**Required work**
Reproduce every entry that follows word for word, but omit the images.

(Stored entries)
§ §

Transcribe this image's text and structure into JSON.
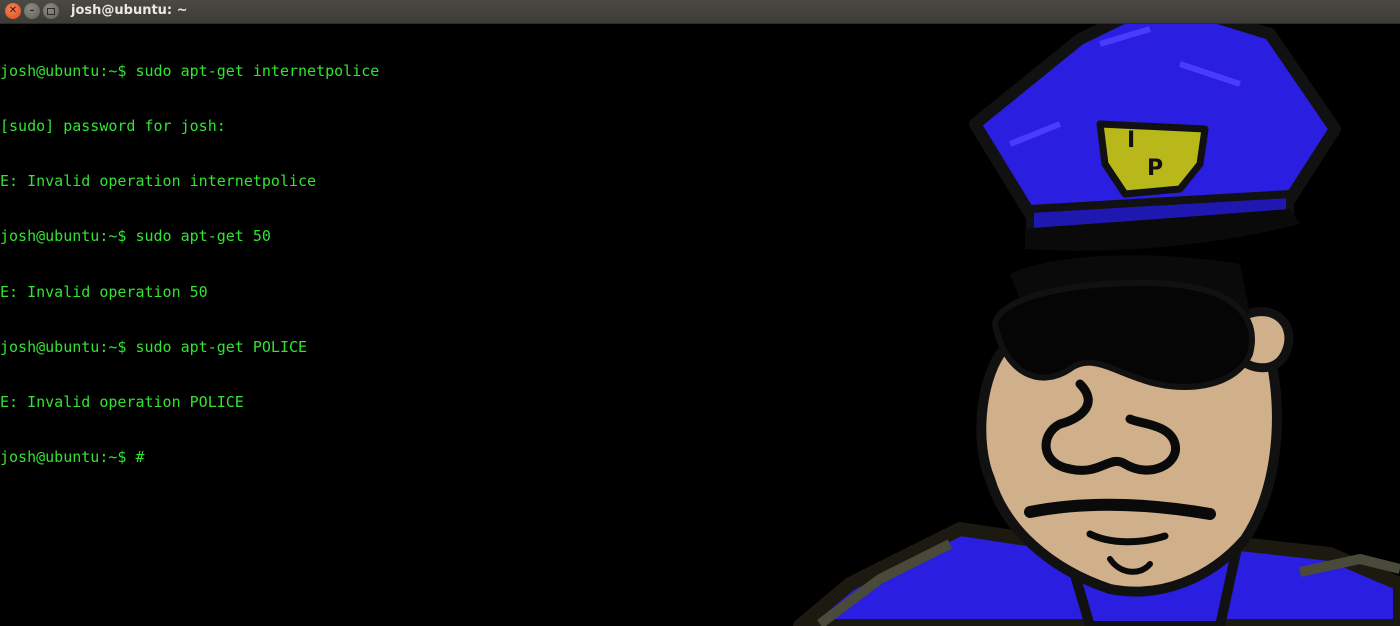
{
  "window": {
    "title": "josh@ubuntu: ~",
    "controls": [
      "close-icon",
      "minimize-icon",
      "maximize-icon"
    ]
  },
  "terminal": {
    "text_color": "#32e332",
    "background": "#000000",
    "lines": [
      "josh@ubuntu:~$ sudo apt-get internetpolice",
      "[sudo] password for josh:",
      "E: Invalid operation internetpolice",
      "josh@ubuntu:~$ sudo apt-get 50",
      "E: Invalid operation 50",
      "josh@ubuntu:~$ sudo apt-get POLICE",
      "E: Invalid operation POLICE",
      "josh@ubuntu:~$ #"
    ]
  },
  "badge": {
    "letter_top": "I",
    "letter_bottom": "P"
  },
  "colors": {
    "uniform_blue": "#2a1ee0",
    "badge_yellow": "#b8b81a",
    "skin": "#cfb08a"
  }
}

§ §

**Answer below**
Transcribe this image's text and structure into JSON.
{
  "window": {
    "title": "josh@ubuntu: ~",
    "controls": [
      "close-icon",
      "minimize-icon",
      "maximize-icon"
    ]
  },
  "terminal": {
    "text_color": "#32e332",
    "background": "#000000",
    "lines": [
      "josh@ubuntu:~$ sudo apt-get internetpolice",
      "[sudo] password for josh:",
      "E: Invalid operation internetpolice",
      "josh@ubuntu:~$ sudo apt-get 50",
      "E: Invalid operation 50",
      "josh@ubuntu:~$ sudo apt-get POLICE",
      "E: Invalid operation POLICE",
      "josh@ubuntu:~$ #"
    ]
  },
  "badge": {
    "letter_top": "I",
    "letter_bottom": "P"
  },
  "colors": {
    "uniform_blue": "#2a1ee0",
    "badge_yellow": "#b8b81a",
    "skin": "#cfb08a"
  }
}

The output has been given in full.